[Dataset entries on figures]

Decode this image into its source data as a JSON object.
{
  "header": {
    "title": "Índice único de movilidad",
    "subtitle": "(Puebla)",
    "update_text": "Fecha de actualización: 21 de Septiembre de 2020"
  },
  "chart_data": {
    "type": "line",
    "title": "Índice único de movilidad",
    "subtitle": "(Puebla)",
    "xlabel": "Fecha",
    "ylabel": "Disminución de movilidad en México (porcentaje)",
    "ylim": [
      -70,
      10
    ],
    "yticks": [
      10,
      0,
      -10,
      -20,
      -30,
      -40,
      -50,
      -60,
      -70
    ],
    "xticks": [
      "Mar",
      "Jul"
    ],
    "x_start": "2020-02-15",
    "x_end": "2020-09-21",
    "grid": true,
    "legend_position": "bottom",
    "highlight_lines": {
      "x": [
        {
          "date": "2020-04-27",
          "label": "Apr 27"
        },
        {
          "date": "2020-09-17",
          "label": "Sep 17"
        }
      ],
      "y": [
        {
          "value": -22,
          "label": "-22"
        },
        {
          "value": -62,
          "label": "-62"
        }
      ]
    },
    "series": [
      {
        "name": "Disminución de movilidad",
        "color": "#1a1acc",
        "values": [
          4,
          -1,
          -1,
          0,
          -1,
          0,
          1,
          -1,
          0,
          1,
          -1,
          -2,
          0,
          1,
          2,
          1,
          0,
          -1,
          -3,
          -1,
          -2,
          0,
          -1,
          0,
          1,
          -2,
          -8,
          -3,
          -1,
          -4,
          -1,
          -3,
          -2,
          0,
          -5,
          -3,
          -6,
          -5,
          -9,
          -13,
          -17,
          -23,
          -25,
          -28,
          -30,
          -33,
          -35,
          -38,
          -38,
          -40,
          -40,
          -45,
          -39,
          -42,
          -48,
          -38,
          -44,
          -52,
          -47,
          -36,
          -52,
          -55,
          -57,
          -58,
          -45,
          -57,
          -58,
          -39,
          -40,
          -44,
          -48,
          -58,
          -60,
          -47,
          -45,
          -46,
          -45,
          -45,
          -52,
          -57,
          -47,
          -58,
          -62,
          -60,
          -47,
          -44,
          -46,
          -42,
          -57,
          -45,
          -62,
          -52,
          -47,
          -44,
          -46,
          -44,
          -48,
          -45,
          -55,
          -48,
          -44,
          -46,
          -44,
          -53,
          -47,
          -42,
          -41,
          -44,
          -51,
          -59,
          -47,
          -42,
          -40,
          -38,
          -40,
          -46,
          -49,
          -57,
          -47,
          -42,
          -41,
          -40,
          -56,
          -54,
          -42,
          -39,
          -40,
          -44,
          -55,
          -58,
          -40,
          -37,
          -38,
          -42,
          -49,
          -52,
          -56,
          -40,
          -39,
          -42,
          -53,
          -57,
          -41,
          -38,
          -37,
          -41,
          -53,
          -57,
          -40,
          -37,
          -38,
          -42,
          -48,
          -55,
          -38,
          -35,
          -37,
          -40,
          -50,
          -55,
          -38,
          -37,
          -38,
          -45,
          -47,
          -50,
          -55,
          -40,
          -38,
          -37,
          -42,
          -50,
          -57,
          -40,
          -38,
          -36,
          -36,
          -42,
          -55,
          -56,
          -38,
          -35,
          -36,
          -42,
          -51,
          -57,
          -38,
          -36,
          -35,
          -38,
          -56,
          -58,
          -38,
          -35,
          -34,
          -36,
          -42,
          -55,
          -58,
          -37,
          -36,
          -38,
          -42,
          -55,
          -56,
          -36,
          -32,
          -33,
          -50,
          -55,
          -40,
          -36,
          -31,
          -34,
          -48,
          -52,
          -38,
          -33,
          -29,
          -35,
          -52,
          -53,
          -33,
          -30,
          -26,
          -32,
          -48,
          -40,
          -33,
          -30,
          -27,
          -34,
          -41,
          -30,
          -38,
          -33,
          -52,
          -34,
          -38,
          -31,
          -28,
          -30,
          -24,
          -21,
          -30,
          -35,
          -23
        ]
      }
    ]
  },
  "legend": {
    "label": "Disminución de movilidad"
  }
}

(Instructions to follow): Search the lines for the string "Disminución" and copy every line that has it.

(Exercise answer):
    "ylabel": "Disminución de movilidad en México (porcentaje)",
        "name": "Disminución de movilidad",
    "label": "Disminución de movilidad"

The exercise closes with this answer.